■ **Goal**
Every record should be written out exactly, with the pictures left out.

■ **Records for the exercise**
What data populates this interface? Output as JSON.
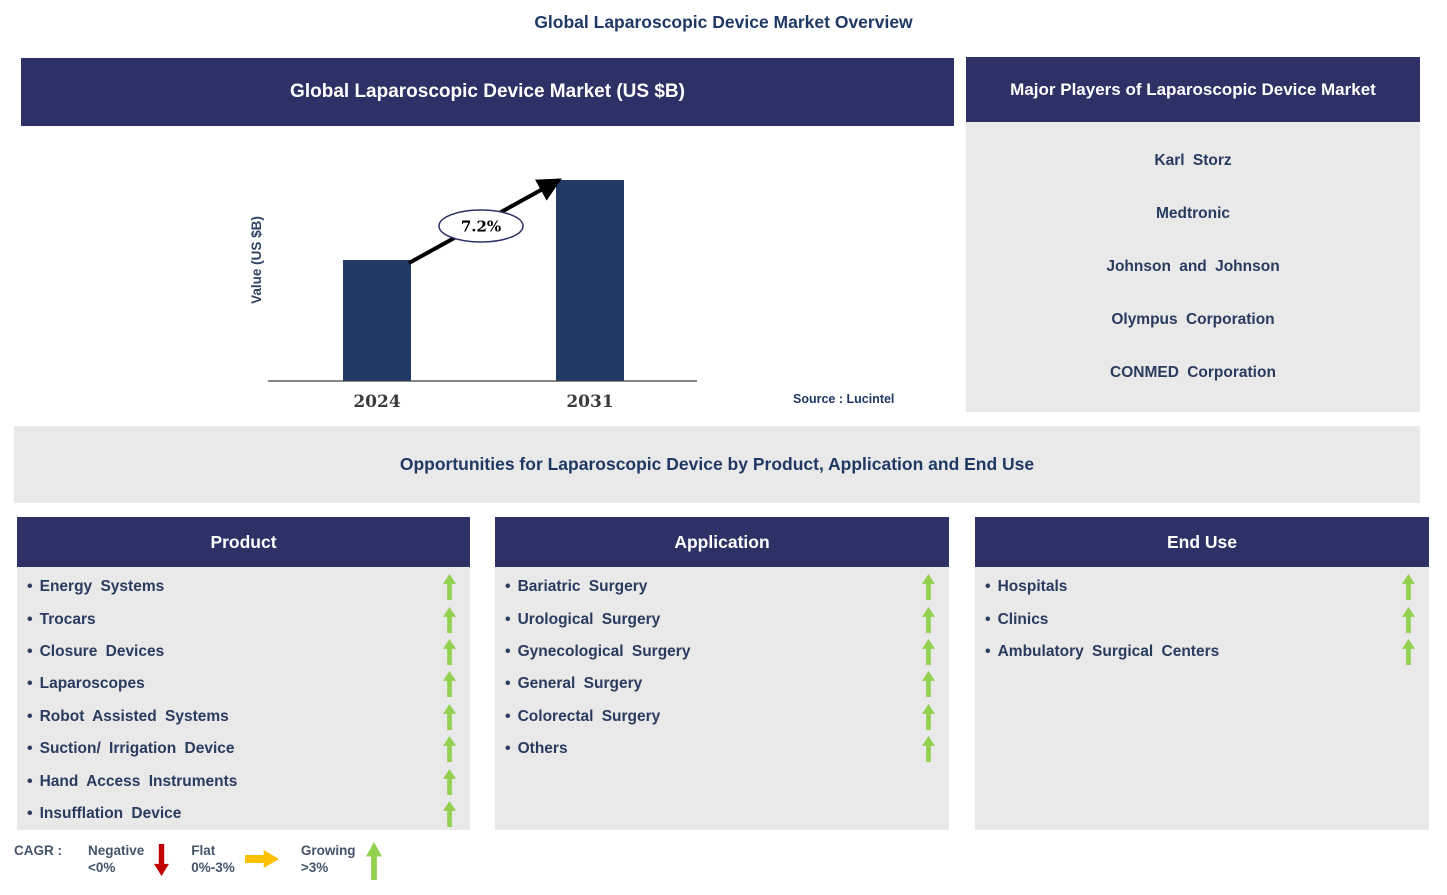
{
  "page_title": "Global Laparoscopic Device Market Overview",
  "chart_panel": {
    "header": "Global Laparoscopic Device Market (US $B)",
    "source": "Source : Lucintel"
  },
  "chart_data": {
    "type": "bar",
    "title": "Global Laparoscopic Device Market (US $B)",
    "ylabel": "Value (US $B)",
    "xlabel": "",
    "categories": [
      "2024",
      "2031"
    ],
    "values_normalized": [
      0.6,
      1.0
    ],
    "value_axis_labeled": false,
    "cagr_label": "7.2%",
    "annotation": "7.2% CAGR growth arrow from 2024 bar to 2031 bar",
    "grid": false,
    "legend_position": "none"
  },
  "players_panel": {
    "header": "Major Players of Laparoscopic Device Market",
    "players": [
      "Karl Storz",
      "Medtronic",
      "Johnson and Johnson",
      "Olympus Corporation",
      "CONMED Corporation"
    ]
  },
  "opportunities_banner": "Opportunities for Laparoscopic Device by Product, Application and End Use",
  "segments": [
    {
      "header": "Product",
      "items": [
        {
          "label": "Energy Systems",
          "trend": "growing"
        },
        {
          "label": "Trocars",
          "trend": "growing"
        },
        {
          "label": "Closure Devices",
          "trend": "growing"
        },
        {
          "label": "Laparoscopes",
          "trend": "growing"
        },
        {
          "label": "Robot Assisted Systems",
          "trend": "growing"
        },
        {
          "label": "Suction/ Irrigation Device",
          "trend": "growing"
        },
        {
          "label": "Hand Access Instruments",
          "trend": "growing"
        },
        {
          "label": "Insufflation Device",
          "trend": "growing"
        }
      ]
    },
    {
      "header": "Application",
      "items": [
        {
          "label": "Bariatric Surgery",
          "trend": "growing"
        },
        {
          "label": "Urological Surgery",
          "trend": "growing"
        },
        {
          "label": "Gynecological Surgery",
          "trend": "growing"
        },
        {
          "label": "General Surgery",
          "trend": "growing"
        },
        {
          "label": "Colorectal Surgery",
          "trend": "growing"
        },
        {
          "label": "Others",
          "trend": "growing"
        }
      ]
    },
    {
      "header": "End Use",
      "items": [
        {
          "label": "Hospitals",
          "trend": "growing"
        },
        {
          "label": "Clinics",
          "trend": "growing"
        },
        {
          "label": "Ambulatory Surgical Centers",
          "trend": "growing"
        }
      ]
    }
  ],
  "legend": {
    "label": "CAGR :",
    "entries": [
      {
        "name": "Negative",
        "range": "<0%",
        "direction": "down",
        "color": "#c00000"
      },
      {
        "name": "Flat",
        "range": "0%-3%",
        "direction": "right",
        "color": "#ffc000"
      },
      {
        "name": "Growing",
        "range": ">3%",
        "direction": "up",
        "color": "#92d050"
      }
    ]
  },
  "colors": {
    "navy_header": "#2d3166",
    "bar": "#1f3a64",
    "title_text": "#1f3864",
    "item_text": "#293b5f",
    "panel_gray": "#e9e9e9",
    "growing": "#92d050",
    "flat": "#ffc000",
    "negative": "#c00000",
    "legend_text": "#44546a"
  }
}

■ **Solution to this exercise**
What data populates this interface? Output as JSON.
{
  "page_title": "Global Laparoscopic Device Market Overview",
  "chart_panel": {
    "header": "Global Laparoscopic Device Market (US $B)",
    "source": "Source : Lucintel"
  },
  "chart_data": {
    "type": "bar",
    "title": "Global Laparoscopic Device Market (US $B)",
    "ylabel": "Value (US $B)",
    "xlabel": "",
    "categories": [
      "2024",
      "2031"
    ],
    "values_normalized": [
      0.6,
      1.0
    ],
    "value_axis_labeled": false,
    "cagr_label": "7.2%",
    "annotation": "7.2% CAGR growth arrow from 2024 bar to 2031 bar",
    "grid": false,
    "legend_position": "none"
  },
  "players_panel": {
    "header": "Major Players of Laparoscopic Device Market",
    "players": [
      "Karl Storz",
      "Medtronic",
      "Johnson and Johnson",
      "Olympus Corporation",
      "CONMED Corporation"
    ]
  },
  "opportunities_banner": "Opportunities for Laparoscopic Device by Product, Application and End Use",
  "segments": [
    {
      "header": "Product",
      "items": [
        {
          "label": "Energy Systems",
          "trend": "growing"
        },
        {
          "label": "Trocars",
          "trend": "growing"
        },
        {
          "label": "Closure Devices",
          "trend": "growing"
        },
        {
          "label": "Laparoscopes",
          "trend": "growing"
        },
        {
          "label": "Robot Assisted Systems",
          "trend": "growing"
        },
        {
          "label": "Suction/ Irrigation Device",
          "trend": "growing"
        },
        {
          "label": "Hand Access Instruments",
          "trend": "growing"
        },
        {
          "label": "Insufflation Device",
          "trend": "growing"
        }
      ]
    },
    {
      "header": "Application",
      "items": [
        {
          "label": "Bariatric Surgery",
          "trend": "growing"
        },
        {
          "label": "Urological Surgery",
          "trend": "growing"
        },
        {
          "label": "Gynecological Surgery",
          "trend": "growing"
        },
        {
          "label": "General Surgery",
          "trend": "growing"
        },
        {
          "label": "Colorectal Surgery",
          "trend": "growing"
        },
        {
          "label": "Others",
          "trend": "growing"
        }
      ]
    },
    {
      "header": "End Use",
      "items": [
        {
          "label": "Hospitals",
          "trend": "growing"
        },
        {
          "label": "Clinics",
          "trend": "growing"
        },
        {
          "label": "Ambulatory Surgical Centers",
          "trend": "growing"
        }
      ]
    }
  ],
  "legend": {
    "label": "CAGR :",
    "entries": [
      {
        "name": "Negative",
        "range": "<0%",
        "direction": "down",
        "color": "#c00000"
      },
      {
        "name": "Flat",
        "range": "0%-3%",
        "direction": "right",
        "color": "#ffc000"
      },
      {
        "name": "Growing",
        "range": ">3%",
        "direction": "up",
        "color": "#92d050"
      }
    ]
  },
  "colors": {
    "navy_header": "#2d3166",
    "bar": "#1f3a64",
    "title_text": "#1f3864",
    "item_text": "#293b5f",
    "panel_gray": "#e9e9e9",
    "growing": "#92d050",
    "flat": "#ffc000",
    "negative": "#c00000",
    "legend_text": "#44546a"
  }
}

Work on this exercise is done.